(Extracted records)
++++++++

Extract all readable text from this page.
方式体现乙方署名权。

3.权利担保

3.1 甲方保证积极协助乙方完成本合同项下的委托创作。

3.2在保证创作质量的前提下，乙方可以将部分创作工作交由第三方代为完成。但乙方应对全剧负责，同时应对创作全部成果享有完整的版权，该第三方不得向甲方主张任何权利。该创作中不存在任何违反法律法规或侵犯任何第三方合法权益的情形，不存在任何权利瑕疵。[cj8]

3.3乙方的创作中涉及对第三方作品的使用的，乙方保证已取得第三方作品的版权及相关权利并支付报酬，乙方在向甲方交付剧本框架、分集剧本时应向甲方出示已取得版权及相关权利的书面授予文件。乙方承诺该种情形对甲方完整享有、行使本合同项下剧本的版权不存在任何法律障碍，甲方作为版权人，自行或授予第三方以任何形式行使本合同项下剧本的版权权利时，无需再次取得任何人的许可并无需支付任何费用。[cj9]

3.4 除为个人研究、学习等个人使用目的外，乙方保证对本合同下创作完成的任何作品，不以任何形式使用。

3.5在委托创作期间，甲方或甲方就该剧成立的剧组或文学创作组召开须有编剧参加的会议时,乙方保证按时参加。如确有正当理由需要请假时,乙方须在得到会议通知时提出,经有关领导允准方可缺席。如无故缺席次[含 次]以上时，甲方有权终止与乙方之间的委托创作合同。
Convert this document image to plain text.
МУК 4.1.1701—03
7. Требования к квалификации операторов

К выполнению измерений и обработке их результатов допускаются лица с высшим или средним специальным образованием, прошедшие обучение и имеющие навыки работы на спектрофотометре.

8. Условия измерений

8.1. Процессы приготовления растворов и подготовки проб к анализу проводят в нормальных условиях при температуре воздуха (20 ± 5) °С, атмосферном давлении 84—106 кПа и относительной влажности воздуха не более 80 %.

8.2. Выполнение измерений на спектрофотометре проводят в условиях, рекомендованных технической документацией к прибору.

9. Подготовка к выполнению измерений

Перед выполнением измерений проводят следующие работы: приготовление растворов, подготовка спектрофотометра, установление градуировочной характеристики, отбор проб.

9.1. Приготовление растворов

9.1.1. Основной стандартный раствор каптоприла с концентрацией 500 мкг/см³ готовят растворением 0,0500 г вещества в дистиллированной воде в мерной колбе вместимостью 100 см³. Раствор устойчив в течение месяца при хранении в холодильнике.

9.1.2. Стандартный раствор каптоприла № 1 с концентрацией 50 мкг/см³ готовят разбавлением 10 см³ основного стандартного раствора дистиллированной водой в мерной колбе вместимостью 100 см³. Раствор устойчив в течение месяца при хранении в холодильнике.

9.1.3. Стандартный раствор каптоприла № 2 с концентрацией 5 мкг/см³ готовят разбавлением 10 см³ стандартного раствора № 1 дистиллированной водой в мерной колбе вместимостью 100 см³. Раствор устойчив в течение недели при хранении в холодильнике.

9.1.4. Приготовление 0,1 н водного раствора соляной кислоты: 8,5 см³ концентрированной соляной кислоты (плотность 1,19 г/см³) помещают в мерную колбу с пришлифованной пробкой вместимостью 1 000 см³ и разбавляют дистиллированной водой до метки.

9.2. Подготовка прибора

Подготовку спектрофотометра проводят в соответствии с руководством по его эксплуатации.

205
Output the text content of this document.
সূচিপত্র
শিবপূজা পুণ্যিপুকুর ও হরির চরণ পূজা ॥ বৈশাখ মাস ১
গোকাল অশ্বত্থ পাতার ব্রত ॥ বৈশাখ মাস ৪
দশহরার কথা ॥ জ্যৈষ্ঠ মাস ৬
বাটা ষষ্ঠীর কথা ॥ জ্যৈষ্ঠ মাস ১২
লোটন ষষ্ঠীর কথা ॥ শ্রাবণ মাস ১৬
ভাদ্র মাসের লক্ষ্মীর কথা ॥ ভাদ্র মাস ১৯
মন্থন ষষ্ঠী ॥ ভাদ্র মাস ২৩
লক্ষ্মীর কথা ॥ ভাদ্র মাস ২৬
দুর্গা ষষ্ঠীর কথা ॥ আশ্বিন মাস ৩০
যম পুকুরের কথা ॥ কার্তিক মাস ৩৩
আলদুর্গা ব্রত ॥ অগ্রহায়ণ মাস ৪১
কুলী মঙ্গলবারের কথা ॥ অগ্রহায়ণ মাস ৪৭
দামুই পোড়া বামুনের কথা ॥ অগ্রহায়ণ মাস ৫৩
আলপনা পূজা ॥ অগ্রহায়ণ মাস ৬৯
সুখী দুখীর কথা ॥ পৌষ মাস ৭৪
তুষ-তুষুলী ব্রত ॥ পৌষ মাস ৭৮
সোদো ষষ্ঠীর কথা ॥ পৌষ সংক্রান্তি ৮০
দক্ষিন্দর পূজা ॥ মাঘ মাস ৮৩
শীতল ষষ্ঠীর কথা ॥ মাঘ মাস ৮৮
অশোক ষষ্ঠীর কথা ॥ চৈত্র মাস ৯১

++++++++

▸ **Problem to solve**:
Return each entry from above without altering a single character.

▸ **Answer to this problem**:
Extract all readable text from this page.
方式体现乙方署名权。

3.权利担保

3.1 甲方保证积极协助乙方完成本合同项下的委托创作。

3.2在保证创作质量的前提下，乙方可以将部分创作工作交由第三方代为完成。但乙方应对全剧负责，同时应对创作全部成果享有完整的版权，该第三方不得向甲方主张任何权利。该创作中不存在任何违反法律法规或侵犯任何第三方合法权益的情形，不存在任何权利瑕疵。[cj8]

3.3乙方的创作中涉及对第三方作品的使用的，乙方保证已取得第三方作品的版权及相关权利并支付报酬，乙方在向甲方交付剧本框架、分集剧本时应向甲方出示已取得版权及相关权利的书面授予文件。乙方承诺该种情形对甲方完整享有、行使本合同项下剧本的版权不存在任何法律障碍，甲方作为版权人，自行或授予第三方以任何形式行使本合同项下剧本的版权权利时，无需再次取得任何人的许可并无需支付任何费用。[cj9]

3.4 除为个人研究、学习等个人使用目的外，乙方保证对本合同下创作完成的任何作品，不以任何形式使用。

3.5在委托创作期间，甲方或甲方就该剧成立的剧组或文学创作组召开须有编剧参加的会议时,乙方保证按时参加。如确有正当理由需要请假时,乙方须在得到会议通知时提出,经有关领导允准方可缺席。如无故缺席次[含 次]以上时，甲方有权终止与乙方之间的委托创作合同。
Convert this document image to plain text.
МУК 4.1.1701—03
7. Требования к квалификации операторов

К выполнению измерений и обработке их результатов допускаются лица с высшим или средним специальным образованием, прошедшие обучение и имеющие навыки работы на спектрофотометре.

8. Условия измерений

8.1. Процессы приготовления растворов и подготовки проб к анализу проводят в нормальных условиях при температуре воздуха (20 ± 5) °С, атмосферном давлении 84—106 кПа и относительной влажности воздуха не более 80 %.

8.2. Выполнение измерений на спектрофотометре проводят в условиях, рекомендованных технической документацией к прибору.

9. Подготовка к выполнению измерений

Перед выполнением измерений проводят следующие работы: приготовление растворов, подготовка спектрофотометра, установление градуировочной характеристики, отбор проб.

9.1. Приготовление растворов

9.1.1. Основной стандартный раствор каптоприла с концентрацией 500 мкг/см³ готовят растворением 0,0500 г вещества в дистиллированной воде в мерной колбе вместимостью 100 см³. Раствор устойчив в течение месяца при хранении в холодильнике.

9.1.2. Стандартный раствор каптоприла № 1 с концентрацией 50 мкг/см³ готовят разбавлением 10 см³ основного стандартного раствора дистиллированной водой в мерной колбе вместимостью 100 см³. Раствор устойчив в течение месяца при хранении в холодильнике.

9.1.3. Стандартный раствор каптоприла № 2 с концентрацией 5 мкг/см³ готовят разбавлением 10 см³ стандартного раствора № 1 дистиллированной водой в мерной колбе вместимостью 100 см³. Раствор устойчив в течение недели при хранении в холодильнике.

9.1.4. Приготовление 0,1 н водного раствора соляной кислоты: 8,5 см³ концентрированной соляной кислоты (плотность 1,19 г/см³) помещают в мерную колбу с пришлифованной пробкой вместимостью 1 000 см³ и разбавляют дистиллированной водой до метки.

9.2. Подготовка прибора

Подготовку спектрофотометра проводят в соответствии с руководством по его эксплуатации.

205
Output the text content of this document.
সূচিপত্র
শিবপূজা পুণ্যিপুকুর ও হরির চরণ পূজা ॥ বৈশাখ মাস ১
গোকাল অশ্বত্থ পাতার ব্রত ॥ বৈশাখ মাস ৪
দশহরার কথা ॥ জ্যৈষ্ঠ মাস ৬
বাটা ষষ্ঠীর কথা ॥ জ্যৈষ্ঠ মাস ১২
লোটন ষষ্ঠীর কথা ॥ শ্রাবণ মাস ১৬
ভাদ্র মাসের লক্ষ্মীর কথা ॥ ভাদ্র মাস ১৯
মন্থন ষষ্ঠী ॥ ভাদ্র মাস ২৩
লক্ষ্মীর কথা ॥ ভাদ্র মাস ২৬
দুর্গা ষষ্ঠীর কথা ॥ আশ্বিন মাস ৩০
যম পুকুরের কথা ॥ কার্তিক মাস ৩৩
আলদুর্গা ব্রত ॥ অগ্রহায়ণ মাস ৪১
কুলী মঙ্গলবারের কথা ॥ অগ্রহায়ণ মাস ৪৭
দামুই পোড়া বামুনের কথা ॥ অগ্রহায়ণ মাস ৫৩
আলপনা পূজা ॥ অগ্রহায়ণ মাস ৬৯
সুখী দুখীর কথা ॥ পৌষ মাস ৭৪
তুষ-তুষুলী ব্রত ॥ পৌষ মাস ৭৮
সোদো ষষ্ঠীর কথা ॥ পৌষ সংক্রান্তি ৮০
দক্ষিন্দর পূজা ॥ মাঘ মাস ৮৩
শীতল ষষ্ঠীর কথা ॥ মাঘ মাস ৮৮
অশোক ষষ্ঠীর কথা ॥ চৈত্র মাস ৯১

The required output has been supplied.